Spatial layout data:

-- start --

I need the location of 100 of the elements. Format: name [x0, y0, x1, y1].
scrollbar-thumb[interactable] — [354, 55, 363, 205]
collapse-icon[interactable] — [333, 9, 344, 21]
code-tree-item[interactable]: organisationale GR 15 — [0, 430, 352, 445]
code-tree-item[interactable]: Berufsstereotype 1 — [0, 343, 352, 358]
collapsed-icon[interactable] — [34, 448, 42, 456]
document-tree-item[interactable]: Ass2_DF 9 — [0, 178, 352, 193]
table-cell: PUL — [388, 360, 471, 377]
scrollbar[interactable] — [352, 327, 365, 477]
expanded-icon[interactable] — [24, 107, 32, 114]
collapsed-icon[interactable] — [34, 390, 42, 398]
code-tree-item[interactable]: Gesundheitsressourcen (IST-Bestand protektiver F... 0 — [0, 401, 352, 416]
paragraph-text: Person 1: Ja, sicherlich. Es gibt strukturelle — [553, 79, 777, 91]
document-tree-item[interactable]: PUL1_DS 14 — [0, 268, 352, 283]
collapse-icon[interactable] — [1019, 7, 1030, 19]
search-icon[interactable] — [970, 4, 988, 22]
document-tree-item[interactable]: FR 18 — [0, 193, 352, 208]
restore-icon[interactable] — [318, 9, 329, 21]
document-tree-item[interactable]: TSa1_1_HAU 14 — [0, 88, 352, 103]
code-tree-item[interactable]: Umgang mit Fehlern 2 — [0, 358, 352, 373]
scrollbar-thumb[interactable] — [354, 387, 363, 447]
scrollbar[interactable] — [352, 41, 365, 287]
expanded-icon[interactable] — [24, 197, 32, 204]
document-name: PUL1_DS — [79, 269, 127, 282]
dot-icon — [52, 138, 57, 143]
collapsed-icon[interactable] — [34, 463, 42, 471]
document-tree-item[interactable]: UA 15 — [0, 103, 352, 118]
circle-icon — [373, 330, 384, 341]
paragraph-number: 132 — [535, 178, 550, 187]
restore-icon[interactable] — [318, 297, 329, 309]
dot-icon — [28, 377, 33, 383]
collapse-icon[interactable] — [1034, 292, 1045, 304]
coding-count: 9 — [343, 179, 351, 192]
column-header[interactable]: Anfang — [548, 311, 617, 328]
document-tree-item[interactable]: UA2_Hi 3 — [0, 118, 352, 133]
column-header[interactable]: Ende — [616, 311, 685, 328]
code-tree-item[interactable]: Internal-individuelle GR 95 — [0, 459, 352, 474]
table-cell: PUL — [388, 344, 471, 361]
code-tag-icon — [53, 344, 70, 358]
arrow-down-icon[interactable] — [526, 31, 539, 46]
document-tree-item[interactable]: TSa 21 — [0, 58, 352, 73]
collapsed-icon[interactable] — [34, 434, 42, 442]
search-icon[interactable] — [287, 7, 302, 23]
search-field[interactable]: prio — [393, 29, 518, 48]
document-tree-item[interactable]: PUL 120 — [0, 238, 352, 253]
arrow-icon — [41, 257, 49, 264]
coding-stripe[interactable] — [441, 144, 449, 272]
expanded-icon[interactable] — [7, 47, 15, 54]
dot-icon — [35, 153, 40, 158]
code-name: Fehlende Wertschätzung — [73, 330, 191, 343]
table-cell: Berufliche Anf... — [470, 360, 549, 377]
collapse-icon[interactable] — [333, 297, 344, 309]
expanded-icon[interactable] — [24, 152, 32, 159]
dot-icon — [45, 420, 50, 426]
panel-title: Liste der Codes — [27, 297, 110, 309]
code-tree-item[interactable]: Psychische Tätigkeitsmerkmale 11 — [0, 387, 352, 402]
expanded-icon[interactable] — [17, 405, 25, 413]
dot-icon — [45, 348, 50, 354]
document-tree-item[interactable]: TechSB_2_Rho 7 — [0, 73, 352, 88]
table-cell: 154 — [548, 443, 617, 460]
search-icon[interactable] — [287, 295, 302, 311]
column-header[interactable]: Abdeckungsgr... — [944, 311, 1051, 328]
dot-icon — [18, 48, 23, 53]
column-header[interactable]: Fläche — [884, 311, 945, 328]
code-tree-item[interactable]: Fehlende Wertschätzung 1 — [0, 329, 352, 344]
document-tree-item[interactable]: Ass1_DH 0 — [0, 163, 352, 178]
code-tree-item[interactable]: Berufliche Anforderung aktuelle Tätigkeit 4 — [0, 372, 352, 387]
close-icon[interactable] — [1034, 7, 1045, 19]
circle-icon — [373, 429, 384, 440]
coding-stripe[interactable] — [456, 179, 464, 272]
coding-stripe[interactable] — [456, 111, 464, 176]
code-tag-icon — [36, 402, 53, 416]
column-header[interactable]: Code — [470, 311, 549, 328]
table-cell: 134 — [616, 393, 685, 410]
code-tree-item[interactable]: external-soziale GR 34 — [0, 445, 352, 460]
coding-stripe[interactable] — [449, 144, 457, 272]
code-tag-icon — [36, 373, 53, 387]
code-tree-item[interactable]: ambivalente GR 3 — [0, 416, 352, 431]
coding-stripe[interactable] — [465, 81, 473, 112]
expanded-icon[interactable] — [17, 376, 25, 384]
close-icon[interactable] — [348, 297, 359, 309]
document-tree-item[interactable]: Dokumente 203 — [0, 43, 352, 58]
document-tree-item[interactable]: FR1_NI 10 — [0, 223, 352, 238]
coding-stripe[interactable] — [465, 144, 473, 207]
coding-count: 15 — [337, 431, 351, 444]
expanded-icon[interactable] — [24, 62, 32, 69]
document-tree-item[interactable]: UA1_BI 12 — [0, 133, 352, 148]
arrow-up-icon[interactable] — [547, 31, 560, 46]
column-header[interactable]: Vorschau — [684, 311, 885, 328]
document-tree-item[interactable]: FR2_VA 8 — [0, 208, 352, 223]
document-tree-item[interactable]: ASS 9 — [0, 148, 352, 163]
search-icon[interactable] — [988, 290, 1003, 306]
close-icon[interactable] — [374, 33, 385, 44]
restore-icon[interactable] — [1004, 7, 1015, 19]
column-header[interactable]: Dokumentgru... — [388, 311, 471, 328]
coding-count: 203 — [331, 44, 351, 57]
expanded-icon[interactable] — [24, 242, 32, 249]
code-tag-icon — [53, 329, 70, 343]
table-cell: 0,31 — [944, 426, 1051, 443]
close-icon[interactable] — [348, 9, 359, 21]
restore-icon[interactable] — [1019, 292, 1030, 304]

-- end --

What is required: Rewrite the listing from its start up to and including the line with "document-tree-item[interactable]: PUL1_DS 14", switching "code-tree-item" to "category-tree-item" wherever it occurs and leaving everything else unchanged.

Exercise result:
I need the location of 100 of the elements. Format: name [x0, y0, x1, y1].
scrollbar-thumb[interactable] — [354, 55, 363, 205]
collapse-icon[interactable] — [333, 9, 344, 21]
category-tree-item[interactable]: organisationale GR 15 — [0, 430, 352, 445]
category-tree-item[interactable]: Berufsstereotype 1 — [0, 343, 352, 358]
collapsed-icon[interactable] — [34, 448, 42, 456]
document-tree-item[interactable]: Ass2_DF 9 — [0, 178, 352, 193]
table-cell: PUL — [388, 360, 471, 377]
scrollbar[interactable] — [352, 327, 365, 477]
expanded-icon[interactable] — [24, 107, 32, 114]
collapsed-icon[interactable] — [34, 390, 42, 398]
category-tree-item[interactable]: Gesundheitsressourcen (IST-Bestand protektiver F... 0 — [0, 401, 352, 416]
paragraph-text: Person 1: Ja, sicherlich. Es gibt strukturelle — [553, 79, 777, 91]
document-tree-item[interactable]: PUL1_DS 14 — [0, 268, 352, 283]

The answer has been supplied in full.